» **TEXT EXTRACT**
:::::

Three Member Screening Panel
  Selected by Three Men in Room
Calls Three People "Qualified"
To Be N.Y. State Comptroller,
Replacing the Elected Official
   Who Had Driver Assist Ill Wife.
 

Henry J. Stern
January 26, 2007

The race to fill the vacancy for Comptroller took a surprising new twist yesterday as the "independent screening panel", set up by the Three Men in a Room, the Governor, Assembly Speaker and Senate Majority Leader, offered the State Legislature just three names to choose from, none of them an elected legislator..
 
The Sun gave the story the most coverage, with a large headline across the top of p1, SILVER DEALT A SETBACK IN ALBANY: On Candidates to Succeed Ousted Comptroller, the Assembly is Snubbed, Stark is Possibility.  Jacob Gershman's story started with a double-column lede:
 
"A special three-person state panel charged with screening applicants for state comptroller announced yesterday evening  that it is recommending for the job three candidates; Mayor Bloomberg's finance commissioner (Martha Stark), a financier who is a close friend of Governor Spitzer (Bill Mulrow), and the comptroller of Nassau County (Howard Weitzman)..
 
"The panel, comprising two former state comptrollers( Carl McCall and Ned Regan) and a former city comptroller (Jay Goldin), defied widespread expectations that it would pick five candidates and recommend at least one member of the Democrat-controlled Assembly."

The story is told by Nicholas Confessore on B3 of the Times, STATE PANEL SELECTS 3 LIKELY COMPTROLLERS, By Kenneth Lovett and Fred Dicker on p2 of the Post, COMPTROLLER PANEL NIXES SILVER PICKS, plus an editorial on p32, SPITZER EXPRESS; by John Riley on A17 of Newsday, SPAT OVER COMPTROLLER PICKS., and by Celeste Katz in the News, p30,c3, PANEL PICKS 3 FINALISTS FOR CONTROLLER (sic).  The Sun, Post and Times stories give more political detail than the News and Newsday.

:::::

» **JOB 1**
Reproduce the stretch of the comptroller panel article from "The race to" through "an elected legislator..", keeping every word and mark unchanged.

Visual layout annotation records
:::::

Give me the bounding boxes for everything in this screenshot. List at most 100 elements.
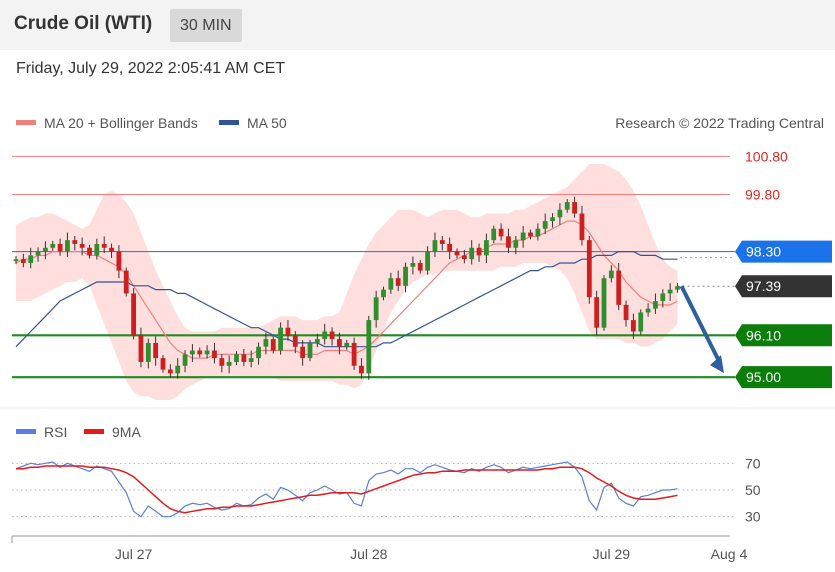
- rsi-axis-tick: 50: [745, 482, 761, 498]
- rsi-line: [15, 461, 678, 518]
- candle-body: [447, 243, 453, 252]
- candle-body: [476, 247, 482, 256]
- candle-body: [131, 293, 136, 336]
- candle-body: [601, 278, 607, 328]
- candle-body: [623, 304, 629, 321]
- rsi-axis-tick: 30: [745, 509, 761, 525]
- candle-body: [359, 365, 364, 374]
- candle-body: [675, 286, 680, 290]
- candle-body: [101, 243, 107, 248]
- candle-body: [513, 240, 519, 248]
- interval-button[interactable]: 30 MIN: [170, 9, 242, 42]
- candle-body: [645, 308, 651, 313]
- x-axis-tick-label: Jul 27: [115, 546, 153, 562]
- candle-body: [292, 335, 298, 347]
- candle-body: [631, 320, 636, 332]
- candle-body: [484, 240, 489, 256]
- candle-body: [344, 342, 350, 347]
- credit-text: Research © 2022 Trading Central: [615, 115, 824, 131]
- rsi-ma-line: [16, 465, 678, 514]
- forecast-arrow-shaft: [679, 285, 722, 365]
- candle-body: [608, 270, 614, 279]
- candle-body: [653, 301, 658, 309]
- x-axis-tick-label: Jul 28: [350, 546, 388, 562]
- candle-body: [182, 354, 188, 366]
- candle-body: [403, 266, 408, 286]
- candle-body: [322, 331, 328, 340]
- candle-body: [65, 240, 70, 252]
- candle-body: [564, 202, 570, 210]
- support-label: 95.00: [746, 369, 781, 385]
- candle-body: [138, 335, 144, 362]
- current-price-tag: [735, 275, 832, 298]
- candle-body: [145, 342, 151, 362]
- candle-body: [94, 243, 100, 256]
- pivot-label: 98.30: [746, 244, 781, 260]
- candle-body: [439, 240, 445, 244]
- candle-body: [116, 251, 122, 271]
- candle-body: [351, 342, 357, 366]
- rsi-legend-swatch: [16, 429, 36, 434]
- candle-body: [300, 346, 306, 359]
- candle-body: [461, 255, 467, 260]
- candle-body: [160, 358, 166, 370]
- candle-body: [219, 358, 225, 366]
- candle-body: [35, 251, 41, 256]
- rsi-ma-legend-label: 9MA: [112, 424, 141, 440]
- candle-body: [667, 289, 673, 294]
- candle-body: [388, 278, 394, 290]
- ma50-legend-swatch: [219, 120, 239, 125]
- candle-body: [175, 365, 181, 374]
- candle-body: [528, 232, 533, 237]
- candle-body: [28, 255, 34, 263]
- rsi-axis-tick: 70: [745, 455, 761, 471]
- chart-header: Crude Oil (WTI) 30 MIN: [0, 0, 835, 50]
- candle-body: [285, 327, 291, 336]
- candle-body: [72, 240, 78, 244]
- current-label: 97.39: [746, 278, 781, 294]
- rsi-ma-legend-swatch: [84, 429, 104, 434]
- candle-body: [432, 240, 438, 252]
- candle-body: [542, 221, 548, 229]
- candle-body: [87, 247, 92, 256]
- candle-body: [520, 232, 526, 241]
- candle-body: [535, 228, 541, 237]
- candle-body: [660, 293, 666, 302]
- candle-body: [197, 350, 203, 355]
- candle-body: [241, 354, 247, 362]
- candle-body: [616, 270, 622, 305]
- support-price-tag: [735, 324, 832, 347]
- candle-body: [43, 247, 48, 252]
- support-label: 96.10: [746, 327, 781, 343]
- resistance-label: 99.80: [745, 186, 780, 202]
- candle-body: [469, 247, 475, 260]
- candle-body: [190, 350, 195, 355]
- candle-body: [278, 327, 283, 351]
- instrument-title: Crude Oil (WTI): [14, 13, 153, 34]
- x-axis-tick-label: Jul 29: [593, 546, 631, 562]
- candle-body: [454, 251, 460, 256]
- forecast-arrow-head: [710, 355, 724, 374]
- candle-body: [263, 339, 269, 347]
- candle-body: [395, 278, 401, 286]
- candle-body: [638, 312, 644, 332]
- candle-body: [167, 369, 173, 374]
- candle-body: [491, 228, 497, 241]
- candle-body: [204, 350, 210, 355]
- candle-body: [234, 354, 239, 362]
- resistance-label: 100.80: [745, 148, 788, 164]
- candle-body: [586, 240, 592, 298]
- candle-body: [579, 213, 585, 241]
- candle-body: [498, 228, 504, 237]
- x-axis-tick-label: Aug 4: [711, 546, 748, 562]
- ma50-legend-label: MA 50: [247, 115, 287, 131]
- candle-body: [123, 270, 129, 294]
- candle-body: [79, 243, 85, 248]
- candle-body: [314, 339, 320, 343]
- timestamp: Friday, July 29, 2022 2:05:41 AM CET: [16, 60, 286, 77]
- ma20-legend-label: MA 20 + Bollinger Bands: [44, 115, 198, 131]
- rsi-legend-label: RSI: [44, 424, 67, 440]
- candle-body: [226, 361, 232, 366]
- candle-body: [366, 320, 372, 374]
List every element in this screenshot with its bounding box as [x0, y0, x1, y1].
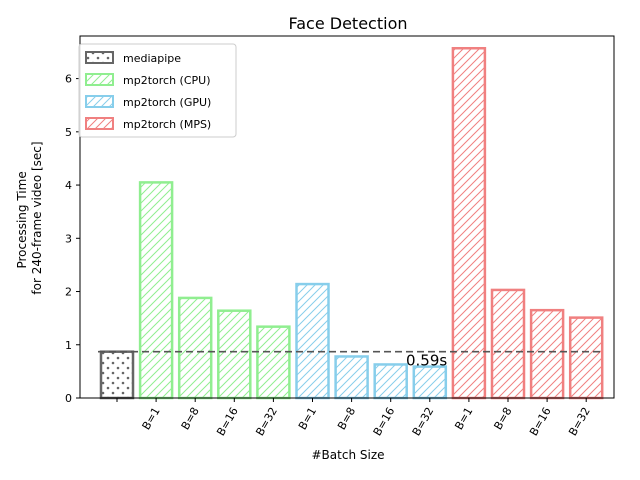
bar-mediapipe-0 — [99, 350, 135, 400]
y-tick-label: 0 — [65, 392, 72, 405]
y-axis: 0 1 2 3 4 5 6 — [65, 73, 80, 405]
reference-line-label: 0.59s — [406, 352, 447, 370]
bars-layer — [99, 46, 604, 400]
x-tick-label: B=32 — [253, 405, 280, 438]
bar-mp2torch-mps--10 — [490, 288, 526, 400]
legend-swatch — [85, 73, 114, 86]
legend-label: mp2torch (MPS) — [123, 118, 211, 131]
bar-mp2torch-gpu--7 — [373, 363, 408, 400]
legend-label: mediapipe — [123, 52, 181, 65]
legend-label: mp2torch (GPU) — [123, 96, 211, 109]
x-tick-label: B=8 — [491, 405, 514, 432]
legend-label: mp2torch (CPU) — [123, 74, 210, 87]
bar-mp2torch-cpu--4 — [256, 325, 291, 400]
bar-mp2torch-gpu--5 — [295, 282, 330, 400]
chart-title: Face Detection — [289, 14, 408, 33]
bar-mp2torch-gpu--8 — [412, 365, 448, 400]
plot-frame — [79, 35, 615, 399]
x-tick-label: B=8 — [179, 405, 202, 432]
x-tick-label: B=32 — [410, 405, 437, 438]
legend-box — [78, 43, 237, 138]
y-tick-label: 3 — [65, 232, 72, 245]
bar-mp2torch-cpu--3 — [217, 309, 252, 400]
x-tick-label: B=1 — [140, 405, 163, 432]
y-axis-title-line-1: Processing Time — [15, 171, 29, 268]
legend-swatch — [85, 51, 114, 64]
bar-mp2torch-mps--11 — [529, 308, 565, 400]
legend: mediapipe mp2torch (CPU) mp2torch (GPU) mp2… — [78, 43, 237, 138]
y-tick-label: 5 — [65, 126, 72, 139]
bar-mp2torch-cpu--1 — [138, 181, 174, 400]
x-tick-label: B=16 — [214, 405, 241, 438]
x-tick-label: B=1 — [452, 405, 475, 432]
y-axis-title-line-2: for 240-frame video [sec] — [30, 141, 44, 294]
y-tick-label: 2 — [65, 286, 72, 299]
x-axis-title: #Batch Size — [312, 448, 385, 462]
x-axis: B=1 B=8 B=16 B=32 B=1 B=8 B=16 B=32 B=1 B=8 B=16 B=… — [116, 398, 593, 438]
x-tick-label: B=16 — [371, 405, 398, 438]
legend-swatch — [85, 117, 114, 130]
x-tick-label: B=1 — [296, 405, 319, 432]
y-axis-title: Processing Time for 240-frame video [sec… — [15, 141, 44, 294]
x-tick-label: B=8 — [335, 405, 358, 432]
x-tick-label: B=32 — [566, 405, 593, 438]
bar-mp2torch-gpu--6 — [334, 355, 369, 400]
y-tick-label: 6 — [65, 73, 72, 86]
bar-mp2torch-mps--12 — [568, 316, 604, 400]
y-tick-label: 1 — [65, 339, 72, 352]
reference-line-layer: 0.59s — [98, 350, 600, 370]
x-tick-label: B=16 — [527, 405, 554, 438]
legend-swatch — [85, 95, 114, 108]
bar-mp2torch-cpu--2 — [177, 296, 213, 400]
y-tick-label: 4 — [65, 179, 72, 192]
bar-mp2torch-mps--9 — [451, 46, 487, 400]
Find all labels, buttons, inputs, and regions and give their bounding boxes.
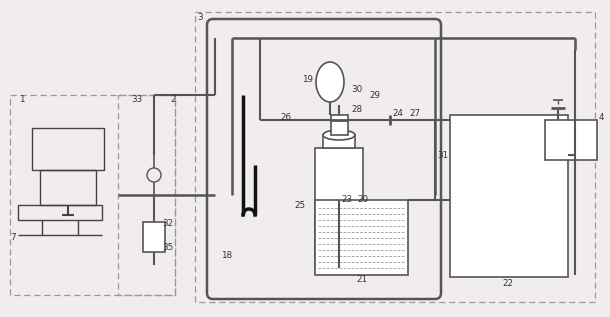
Text: 27: 27: [409, 108, 420, 118]
Text: 18: 18: [221, 250, 232, 260]
Text: 29: 29: [370, 92, 381, 100]
Bar: [18, 205, 102, 220]
Text: 2: 2: [170, 95, 176, 105]
Text: 24: 24: [392, 108, 403, 118]
Text: 1: 1: [20, 95, 25, 105]
Bar: [545, 120, 597, 160]
Text: 23: 23: [342, 196, 353, 204]
Text: 30: 30: [351, 86, 362, 94]
Text: 22: 22: [503, 279, 514, 288]
Text: 28: 28: [351, 105, 362, 113]
Bar: [118, 95, 175, 295]
Bar: [450, 115, 568, 277]
Bar: [315, 200, 408, 275]
Text: 19: 19: [303, 75, 314, 85]
Text: 3: 3: [197, 12, 203, 22]
Bar: [40, 170, 96, 205]
Text: 26: 26: [281, 113, 292, 122]
Bar: [32, 128, 104, 170]
Text: 4: 4: [598, 113, 604, 122]
Text: 31: 31: [437, 151, 448, 159]
Text: 35: 35: [162, 243, 174, 253]
Text: 33: 33: [131, 95, 143, 105]
Bar: [10, 95, 175, 295]
Ellipse shape: [316, 62, 344, 102]
Text: 32: 32: [162, 218, 174, 228]
Bar: [315, 148, 363, 268]
Text: 21: 21: [356, 275, 367, 284]
Ellipse shape: [323, 130, 355, 140]
Text: 7: 7: [10, 234, 16, 243]
Bar: [195, 12, 595, 302]
Bar: [323, 135, 355, 148]
Bar: [143, 222, 165, 252]
Bar: [331, 115, 348, 135]
Text: 25: 25: [295, 200, 306, 210]
Text: 20: 20: [357, 196, 368, 204]
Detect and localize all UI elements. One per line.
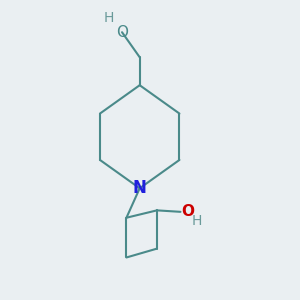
Text: O: O (181, 204, 194, 219)
Text: N: N (133, 179, 147, 197)
Text: O: O (116, 25, 128, 40)
Text: H: H (103, 11, 114, 25)
Text: H: H (191, 214, 202, 228)
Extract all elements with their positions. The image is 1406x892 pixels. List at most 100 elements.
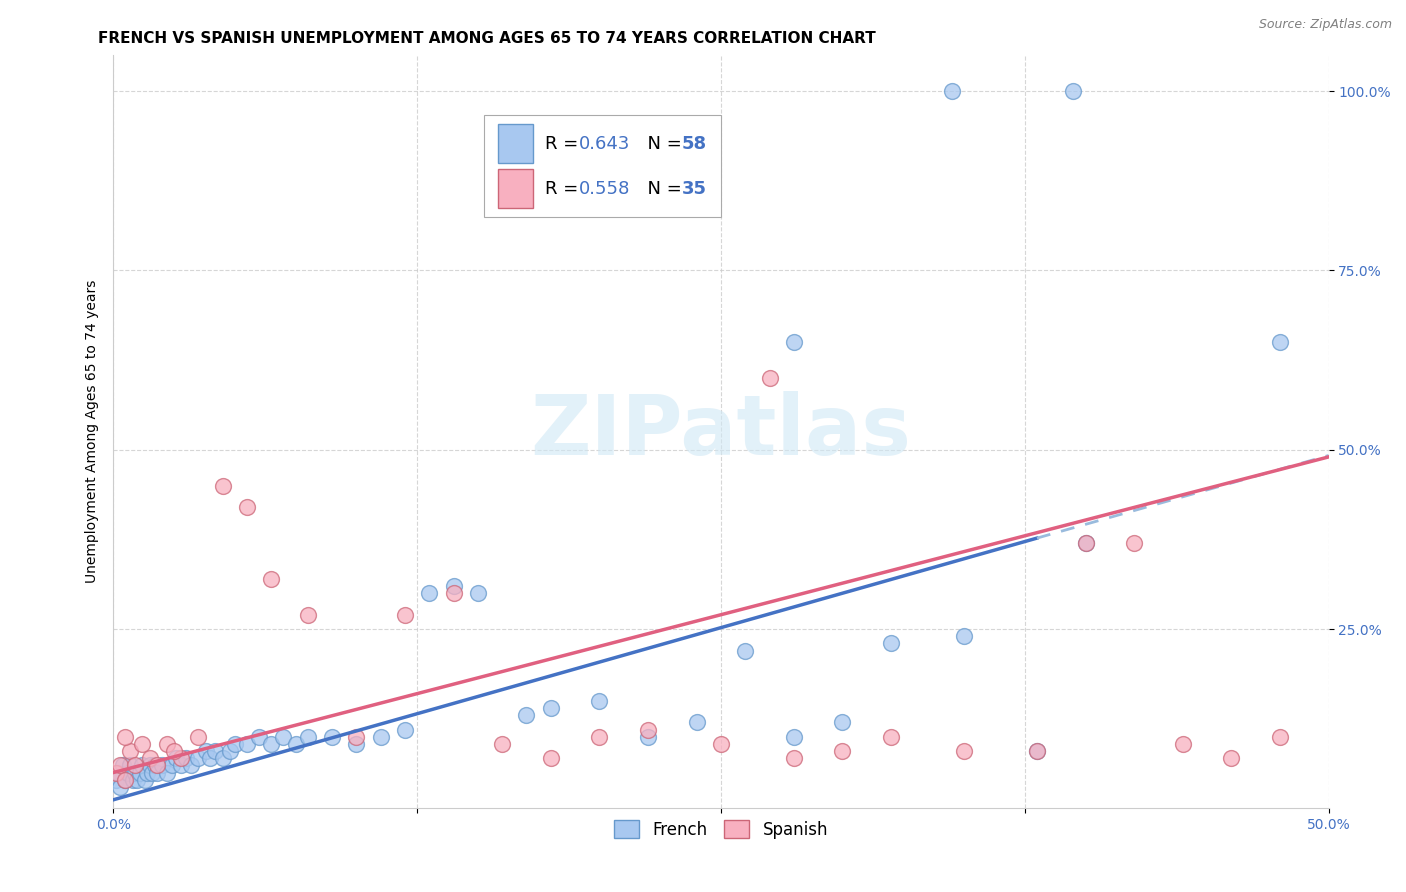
Point <box>1062 84 1084 98</box>
Point <box>783 751 806 765</box>
Point <box>156 765 179 780</box>
Point <box>710 737 733 751</box>
Point <box>1123 536 1146 550</box>
Point <box>129 765 152 780</box>
Point <box>297 730 319 744</box>
Point <box>156 737 179 751</box>
Point <box>321 730 343 744</box>
Point <box>515 708 537 723</box>
Point <box>1074 536 1097 550</box>
Text: FRENCH VS SPANISH UNEMPLOYMENT AMONG AGES 65 TO 74 YEARS CORRELATION CHART: FRENCH VS SPANISH UNEMPLOYMENT AMONG AGE… <box>98 31 876 46</box>
Point <box>127 772 149 787</box>
Point <box>174 751 197 765</box>
Point <box>1268 730 1291 744</box>
Point <box>134 772 156 787</box>
Point <box>224 737 246 751</box>
Point <box>211 478 233 492</box>
Point <box>170 751 193 765</box>
Point <box>344 737 367 751</box>
Text: N =: N = <box>636 179 688 198</box>
Point <box>104 765 127 780</box>
Point <box>260 572 283 586</box>
Point <box>124 765 146 780</box>
Point <box>111 758 134 772</box>
Point <box>370 730 392 744</box>
Point <box>187 730 209 744</box>
Point <box>110 758 132 772</box>
Point <box>138 751 160 765</box>
Point <box>1074 536 1097 550</box>
Point <box>146 765 169 780</box>
Point <box>104 772 127 787</box>
Text: 0.643: 0.643 <box>579 135 630 153</box>
Point <box>236 500 259 515</box>
Point <box>110 780 132 794</box>
Point <box>540 701 562 715</box>
Point <box>540 751 562 765</box>
Point <box>114 772 136 787</box>
Point <box>953 629 976 643</box>
Point <box>588 694 610 708</box>
Point <box>120 758 142 772</box>
Point <box>163 744 186 758</box>
Point <box>143 758 166 772</box>
Point <box>120 744 142 758</box>
Point <box>117 765 139 780</box>
Point <box>204 744 226 758</box>
FancyBboxPatch shape <box>484 115 721 217</box>
Point <box>273 730 295 744</box>
Point <box>107 765 129 780</box>
Text: 58: 58 <box>682 135 707 153</box>
Point <box>260 737 283 751</box>
Point <box>637 723 659 737</box>
Point <box>200 751 222 765</box>
Text: Source: ZipAtlas.com: Source: ZipAtlas.com <box>1258 18 1392 31</box>
Point <box>1268 335 1291 350</box>
Point <box>284 737 307 751</box>
Point <box>131 758 153 772</box>
Point <box>1171 737 1194 751</box>
Point <box>637 730 659 744</box>
Point <box>160 758 183 772</box>
Point <box>138 758 160 772</box>
Point <box>344 730 367 744</box>
Point <box>588 730 610 744</box>
Point <box>1220 751 1243 765</box>
Legend: French, Spanish: French, Spanish <box>607 814 835 846</box>
Point <box>146 758 169 772</box>
Point <box>121 772 143 787</box>
Point <box>218 744 240 758</box>
Text: ZIPatlas: ZIPatlas <box>530 392 911 472</box>
Point <box>136 765 159 780</box>
Point <box>783 335 806 350</box>
Point <box>211 751 233 765</box>
Point <box>170 758 193 772</box>
Point <box>114 730 136 744</box>
Point <box>880 730 903 744</box>
Point <box>394 723 416 737</box>
Point <box>1026 744 1049 758</box>
Point <box>491 737 513 751</box>
Text: N =: N = <box>636 135 688 153</box>
Point <box>831 744 853 758</box>
Point <box>236 737 259 751</box>
Point <box>953 744 976 758</box>
Point <box>247 730 270 744</box>
Point <box>443 586 465 600</box>
Point <box>124 758 146 772</box>
Point <box>1026 744 1049 758</box>
FancyBboxPatch shape <box>499 169 533 208</box>
Point <box>418 586 440 600</box>
Point <box>187 751 209 765</box>
Point <box>131 737 153 751</box>
Point <box>114 772 136 787</box>
Text: R =: R = <box>544 179 583 198</box>
Point <box>394 607 416 622</box>
Point <box>734 643 756 657</box>
Point <box>297 607 319 622</box>
Point <box>880 636 903 650</box>
Point <box>150 758 173 772</box>
Point <box>685 715 707 730</box>
FancyBboxPatch shape <box>499 124 533 163</box>
Point <box>758 371 780 385</box>
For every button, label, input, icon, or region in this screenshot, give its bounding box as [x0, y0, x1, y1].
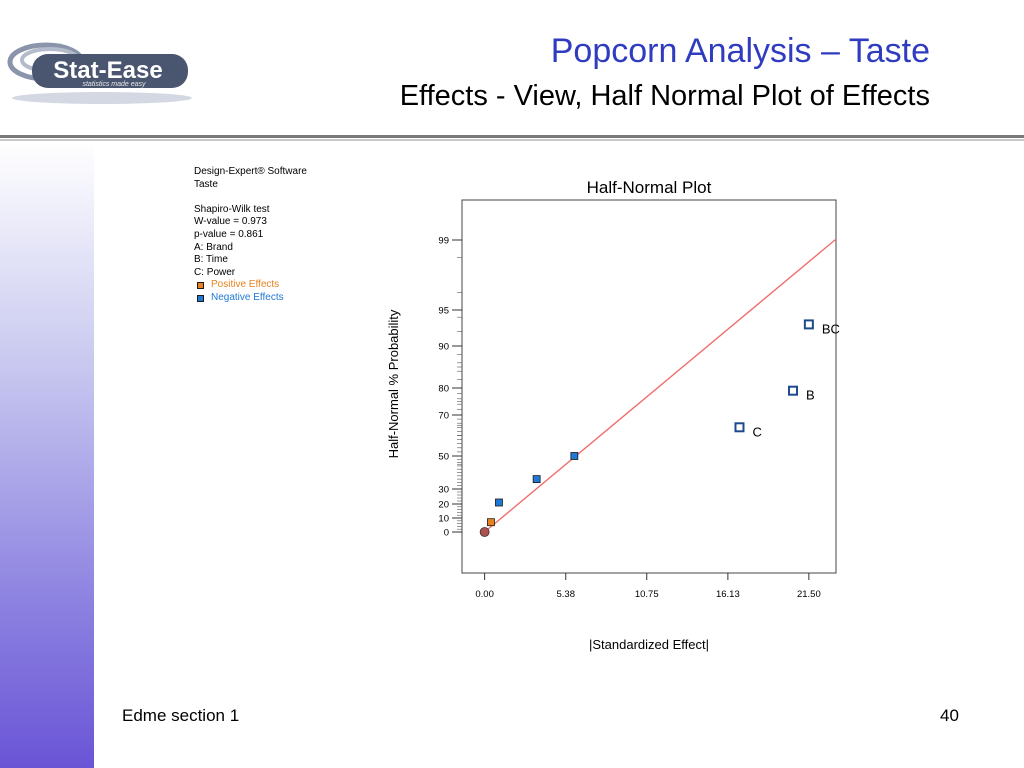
design-info-panel: Design-Expert® Software Taste Shapiro-Wi…	[194, 166, 307, 305]
p-value: p-value = 0.861	[194, 228, 264, 240]
slide-title: Popcorn Analysis – Taste	[550, 32, 930, 70]
fit-line-group	[484, 238, 837, 533]
w-value: W-value = 0.973	[194, 216, 267, 228]
x-axis: 0.00 5.38 10.75 16.13 21.50	[475, 573, 821, 600]
y-tick-label: 10	[438, 514, 449, 525]
factor-c: C: Power	[194, 266, 236, 278]
y-tick-label: 0	[444, 528, 449, 539]
legend-positive: Positive Effects	[194, 279, 307, 292]
response-name: Taste	[194, 178, 218, 190]
effect-point-label: B	[806, 388, 815, 403]
y-tick-label: 95	[438, 306, 449, 317]
y-tick-label: 99	[438, 236, 449, 247]
chart-title: Half-Normal Plot	[587, 178, 712, 197]
effect-point-selected	[803, 319, 814, 330]
header-divider	[0, 135, 1024, 138]
factor-a: A: Brand	[194, 241, 233, 253]
x-tick-label: 5.38	[557, 589, 576, 600]
effect-point-selected	[734, 422, 745, 433]
effect-point-label: BC	[822, 321, 840, 336]
slide-subtitle: Effects - View, Half Normal Plot of Effe…	[399, 80, 930, 112]
y-tick-label: 90	[438, 342, 449, 353]
header-divider-light	[0, 139, 1024, 141]
x-tick-label: 21.50	[797, 589, 821, 600]
logo-brand-text: Stat-Ease	[53, 57, 162, 84]
negative-effect-point	[495, 498, 503, 507]
footer-section: Edme section 1	[122, 706, 240, 725]
y-axis-label: Half-Normal % Probability	[386, 309, 401, 458]
x-axis-label: |Standardized Effect|	[589, 637, 709, 652]
factor-b: B: Time	[194, 254, 228, 266]
y-tick-label: 80	[438, 384, 449, 395]
software-name: Design-Expert® Software	[194, 166, 307, 177]
positive-effects-label: Positive Effects	[211, 279, 280, 291]
plot-frame	[461, 199, 837, 574]
x-tick-label: 0.00	[475, 589, 494, 600]
effect-point-selected	[788, 385, 799, 396]
y-tick-label: 50	[438, 452, 449, 463]
y-tick-label: 30	[438, 485, 449, 496]
x-tick-label: 16.13	[716, 589, 740, 600]
negative-effects-marker	[197, 294, 204, 302]
legend-negative: Negative Effects	[194, 292, 307, 305]
data-points: C B BC	[479, 319, 840, 537]
y-tick-label: 70	[438, 411, 449, 422]
negative-effect-point	[570, 452, 579, 460]
y-axis: 0 10 20 30 50 70 80 90 95 99	[438, 236, 462, 539]
test-name: Shapiro-Wilk test	[194, 203, 270, 215]
half-normal-plot: Half-Normal Plot 0 10 20 30 50 70 80 90 95 99 0.0…	[386, 178, 840, 652]
positive-effects-marker	[197, 282, 204, 290]
logo-tagline: statistics made easy	[82, 81, 146, 88]
stat-ease-logo: Stat-Ease statistics made easy	[6, 40, 196, 106]
error-point	[479, 527, 490, 537]
fit-line	[484, 238, 837, 533]
page-number: 40	[940, 706, 959, 725]
negative-effect-point	[532, 475, 541, 484]
gradient-sidebar	[0, 142, 94, 768]
effect-point-label: C	[752, 424, 761, 439]
x-tick-label: 10.75	[635, 589, 659, 600]
negative-effects-label: Negative Effects	[211, 291, 284, 303]
positive-effect-point	[487, 518, 495, 527]
y-tick-label: 20	[438, 500, 449, 511]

:::::

» **JOB 2**
Gather every line of the records that contains the string "layer". Case counts.

» **RESULT 1**
The race to fill the vacancy for Comptroller took a surprising new twist yesterday as the "independent screening panel", set up by the Three Men in a Room, the Governor, Assembly Speaker and Senate Majority Leader, offered the State Legislature just three names to choose from, none of them an elected legislator..

» **RESULT 2**
bars-layer — [99, 46, 604, 400]
reference-line-layer: 0.59s — [98, 350, 600, 370]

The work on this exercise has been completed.